TASK DIRECTIONS —
List every line in this data where the string "ylabel" occurs.

Records that describe figures:
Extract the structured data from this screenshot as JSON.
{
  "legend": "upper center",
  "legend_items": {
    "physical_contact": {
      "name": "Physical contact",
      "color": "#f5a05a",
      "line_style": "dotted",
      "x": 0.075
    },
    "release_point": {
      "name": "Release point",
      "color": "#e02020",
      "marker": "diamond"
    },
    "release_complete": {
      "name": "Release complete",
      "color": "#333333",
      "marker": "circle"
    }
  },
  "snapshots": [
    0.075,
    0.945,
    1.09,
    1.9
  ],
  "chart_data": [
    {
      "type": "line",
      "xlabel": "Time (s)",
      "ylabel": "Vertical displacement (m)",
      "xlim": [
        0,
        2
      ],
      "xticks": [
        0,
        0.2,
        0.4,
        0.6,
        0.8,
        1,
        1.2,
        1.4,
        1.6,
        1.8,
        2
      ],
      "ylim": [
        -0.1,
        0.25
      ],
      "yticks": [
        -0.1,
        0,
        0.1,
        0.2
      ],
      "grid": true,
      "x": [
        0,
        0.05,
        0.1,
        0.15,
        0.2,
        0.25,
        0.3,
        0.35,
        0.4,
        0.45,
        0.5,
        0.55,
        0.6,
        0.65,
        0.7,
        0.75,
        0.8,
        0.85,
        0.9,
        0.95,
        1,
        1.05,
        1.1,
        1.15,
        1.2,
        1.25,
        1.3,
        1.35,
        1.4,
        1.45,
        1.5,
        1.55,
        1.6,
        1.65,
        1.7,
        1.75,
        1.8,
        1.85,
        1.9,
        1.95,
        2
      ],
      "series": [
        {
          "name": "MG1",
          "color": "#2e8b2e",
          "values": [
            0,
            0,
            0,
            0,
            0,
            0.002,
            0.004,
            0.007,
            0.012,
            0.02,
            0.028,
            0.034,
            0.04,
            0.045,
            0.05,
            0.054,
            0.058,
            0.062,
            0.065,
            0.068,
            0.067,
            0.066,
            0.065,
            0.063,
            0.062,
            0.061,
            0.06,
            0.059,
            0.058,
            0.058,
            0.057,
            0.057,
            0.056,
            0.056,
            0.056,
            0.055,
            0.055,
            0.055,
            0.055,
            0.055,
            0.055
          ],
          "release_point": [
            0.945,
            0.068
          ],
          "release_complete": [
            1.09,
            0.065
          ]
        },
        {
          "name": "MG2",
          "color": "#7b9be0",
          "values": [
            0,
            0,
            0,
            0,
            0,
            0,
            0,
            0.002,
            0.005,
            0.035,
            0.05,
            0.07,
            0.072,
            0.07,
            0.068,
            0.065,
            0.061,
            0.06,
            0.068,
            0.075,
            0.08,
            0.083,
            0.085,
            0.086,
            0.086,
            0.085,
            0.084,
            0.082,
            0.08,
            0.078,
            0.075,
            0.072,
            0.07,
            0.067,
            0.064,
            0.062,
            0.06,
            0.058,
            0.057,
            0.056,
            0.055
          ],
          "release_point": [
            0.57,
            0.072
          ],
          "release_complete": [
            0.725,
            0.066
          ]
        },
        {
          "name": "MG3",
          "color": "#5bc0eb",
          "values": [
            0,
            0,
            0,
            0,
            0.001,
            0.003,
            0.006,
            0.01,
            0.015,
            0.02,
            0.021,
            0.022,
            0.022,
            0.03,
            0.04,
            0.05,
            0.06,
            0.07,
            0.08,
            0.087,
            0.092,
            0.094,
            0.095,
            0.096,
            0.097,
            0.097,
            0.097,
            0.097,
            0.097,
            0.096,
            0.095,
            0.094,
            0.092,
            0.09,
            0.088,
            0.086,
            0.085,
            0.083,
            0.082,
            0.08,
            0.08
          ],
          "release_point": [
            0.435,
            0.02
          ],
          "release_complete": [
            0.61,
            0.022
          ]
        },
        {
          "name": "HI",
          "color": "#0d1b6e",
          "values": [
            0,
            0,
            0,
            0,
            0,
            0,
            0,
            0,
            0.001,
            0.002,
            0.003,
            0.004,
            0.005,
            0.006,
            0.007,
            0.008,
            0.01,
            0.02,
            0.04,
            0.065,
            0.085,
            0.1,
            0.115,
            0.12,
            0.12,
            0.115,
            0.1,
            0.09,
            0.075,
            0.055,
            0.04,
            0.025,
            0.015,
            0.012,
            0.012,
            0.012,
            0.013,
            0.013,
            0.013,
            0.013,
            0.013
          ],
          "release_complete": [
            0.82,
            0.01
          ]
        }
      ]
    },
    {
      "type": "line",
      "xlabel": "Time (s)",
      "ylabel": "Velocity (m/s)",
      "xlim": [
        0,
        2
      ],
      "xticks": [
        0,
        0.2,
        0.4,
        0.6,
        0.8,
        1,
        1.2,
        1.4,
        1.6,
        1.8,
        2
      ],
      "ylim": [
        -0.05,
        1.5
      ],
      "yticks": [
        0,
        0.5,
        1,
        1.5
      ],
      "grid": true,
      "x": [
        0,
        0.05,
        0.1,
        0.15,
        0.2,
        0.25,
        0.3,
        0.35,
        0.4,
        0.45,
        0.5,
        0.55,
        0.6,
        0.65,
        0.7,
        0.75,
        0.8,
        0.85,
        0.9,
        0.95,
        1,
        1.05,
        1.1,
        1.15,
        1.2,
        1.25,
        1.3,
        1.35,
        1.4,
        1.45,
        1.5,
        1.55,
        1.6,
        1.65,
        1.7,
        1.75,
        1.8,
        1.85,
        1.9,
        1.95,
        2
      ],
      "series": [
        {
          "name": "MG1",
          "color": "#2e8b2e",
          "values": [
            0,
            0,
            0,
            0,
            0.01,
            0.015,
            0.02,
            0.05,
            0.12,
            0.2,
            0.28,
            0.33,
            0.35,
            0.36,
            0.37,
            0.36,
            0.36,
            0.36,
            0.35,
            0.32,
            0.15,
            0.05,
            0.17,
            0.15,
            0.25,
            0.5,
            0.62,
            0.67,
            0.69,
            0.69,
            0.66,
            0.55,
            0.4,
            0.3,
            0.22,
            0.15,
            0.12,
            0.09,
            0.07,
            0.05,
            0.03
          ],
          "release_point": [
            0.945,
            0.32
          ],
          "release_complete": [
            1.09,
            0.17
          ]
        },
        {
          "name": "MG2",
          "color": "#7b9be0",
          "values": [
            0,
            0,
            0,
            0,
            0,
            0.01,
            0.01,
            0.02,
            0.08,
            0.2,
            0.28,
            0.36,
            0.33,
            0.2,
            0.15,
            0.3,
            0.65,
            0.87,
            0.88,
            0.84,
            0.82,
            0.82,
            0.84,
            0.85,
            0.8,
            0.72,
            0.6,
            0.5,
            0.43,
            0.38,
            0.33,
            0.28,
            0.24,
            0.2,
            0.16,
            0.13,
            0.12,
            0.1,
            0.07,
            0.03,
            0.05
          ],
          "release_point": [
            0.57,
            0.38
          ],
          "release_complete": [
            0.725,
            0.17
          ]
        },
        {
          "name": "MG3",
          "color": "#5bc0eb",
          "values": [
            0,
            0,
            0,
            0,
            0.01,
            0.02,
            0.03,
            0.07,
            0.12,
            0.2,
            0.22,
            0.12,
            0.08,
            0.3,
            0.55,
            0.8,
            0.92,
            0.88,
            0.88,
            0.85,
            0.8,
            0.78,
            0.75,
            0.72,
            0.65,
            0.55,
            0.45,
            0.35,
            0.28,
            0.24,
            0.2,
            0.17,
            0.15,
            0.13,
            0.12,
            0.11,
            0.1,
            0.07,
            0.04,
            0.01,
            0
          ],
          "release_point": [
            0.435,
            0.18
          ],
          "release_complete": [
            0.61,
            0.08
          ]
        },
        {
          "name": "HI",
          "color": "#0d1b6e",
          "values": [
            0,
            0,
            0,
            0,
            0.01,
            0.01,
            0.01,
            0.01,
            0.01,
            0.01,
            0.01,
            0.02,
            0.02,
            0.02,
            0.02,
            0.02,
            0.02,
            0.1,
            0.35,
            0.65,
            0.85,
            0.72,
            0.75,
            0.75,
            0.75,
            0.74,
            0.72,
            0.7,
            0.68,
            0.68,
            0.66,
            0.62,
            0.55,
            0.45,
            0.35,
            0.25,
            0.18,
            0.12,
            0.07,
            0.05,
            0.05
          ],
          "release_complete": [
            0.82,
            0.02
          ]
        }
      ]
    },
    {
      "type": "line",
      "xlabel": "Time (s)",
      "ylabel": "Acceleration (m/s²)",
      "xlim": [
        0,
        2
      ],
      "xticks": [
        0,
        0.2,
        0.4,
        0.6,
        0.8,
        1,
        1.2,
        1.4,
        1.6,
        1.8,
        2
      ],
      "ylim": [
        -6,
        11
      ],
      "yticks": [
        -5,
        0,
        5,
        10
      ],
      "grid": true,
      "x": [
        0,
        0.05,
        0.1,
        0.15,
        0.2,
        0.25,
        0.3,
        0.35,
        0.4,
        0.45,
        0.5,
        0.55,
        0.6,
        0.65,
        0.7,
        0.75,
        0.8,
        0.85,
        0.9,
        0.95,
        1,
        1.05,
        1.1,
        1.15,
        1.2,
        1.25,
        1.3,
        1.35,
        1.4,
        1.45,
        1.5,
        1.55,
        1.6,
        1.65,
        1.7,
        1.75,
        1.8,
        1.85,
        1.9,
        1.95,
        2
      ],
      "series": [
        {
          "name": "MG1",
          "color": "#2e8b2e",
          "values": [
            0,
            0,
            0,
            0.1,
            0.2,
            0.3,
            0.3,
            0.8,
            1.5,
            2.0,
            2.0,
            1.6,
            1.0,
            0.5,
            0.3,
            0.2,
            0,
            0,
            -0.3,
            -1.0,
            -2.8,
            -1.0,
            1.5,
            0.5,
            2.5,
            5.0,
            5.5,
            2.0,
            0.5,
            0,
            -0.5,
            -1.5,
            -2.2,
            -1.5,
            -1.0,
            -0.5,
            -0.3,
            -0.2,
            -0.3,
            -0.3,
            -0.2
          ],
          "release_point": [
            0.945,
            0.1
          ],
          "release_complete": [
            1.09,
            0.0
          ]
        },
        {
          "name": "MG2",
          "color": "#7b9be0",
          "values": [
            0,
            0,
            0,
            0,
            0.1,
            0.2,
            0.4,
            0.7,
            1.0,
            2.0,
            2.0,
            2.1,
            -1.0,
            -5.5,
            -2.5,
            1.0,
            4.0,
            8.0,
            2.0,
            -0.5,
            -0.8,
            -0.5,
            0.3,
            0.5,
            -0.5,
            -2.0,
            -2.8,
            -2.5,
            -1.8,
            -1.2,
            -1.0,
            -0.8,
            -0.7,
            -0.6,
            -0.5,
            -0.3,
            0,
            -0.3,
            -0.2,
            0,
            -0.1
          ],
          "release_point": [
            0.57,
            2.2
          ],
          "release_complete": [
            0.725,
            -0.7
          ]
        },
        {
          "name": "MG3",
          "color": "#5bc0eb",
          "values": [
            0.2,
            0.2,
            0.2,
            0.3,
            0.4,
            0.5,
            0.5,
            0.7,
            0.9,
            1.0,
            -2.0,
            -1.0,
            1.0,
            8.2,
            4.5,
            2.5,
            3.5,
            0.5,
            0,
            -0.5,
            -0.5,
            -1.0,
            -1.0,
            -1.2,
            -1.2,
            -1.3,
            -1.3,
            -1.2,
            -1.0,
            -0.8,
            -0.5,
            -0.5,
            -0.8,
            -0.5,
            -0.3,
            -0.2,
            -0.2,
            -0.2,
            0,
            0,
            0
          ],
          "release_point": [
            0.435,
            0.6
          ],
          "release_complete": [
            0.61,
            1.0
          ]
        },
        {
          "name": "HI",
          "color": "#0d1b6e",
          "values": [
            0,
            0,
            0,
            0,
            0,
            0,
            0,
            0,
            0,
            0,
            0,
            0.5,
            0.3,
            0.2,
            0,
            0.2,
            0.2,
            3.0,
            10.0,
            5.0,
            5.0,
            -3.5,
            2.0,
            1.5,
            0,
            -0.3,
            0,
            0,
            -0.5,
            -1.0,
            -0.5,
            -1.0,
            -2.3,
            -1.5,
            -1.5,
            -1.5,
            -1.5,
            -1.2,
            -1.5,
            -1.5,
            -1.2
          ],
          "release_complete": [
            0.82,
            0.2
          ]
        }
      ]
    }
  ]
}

ANSWER TO THIS EXERCISE —
      "ylabel": "Vertical displacement (m)",
      "ylabel": "Velocity (m/s)",
      "ylabel": "Acceleration (m/s²)",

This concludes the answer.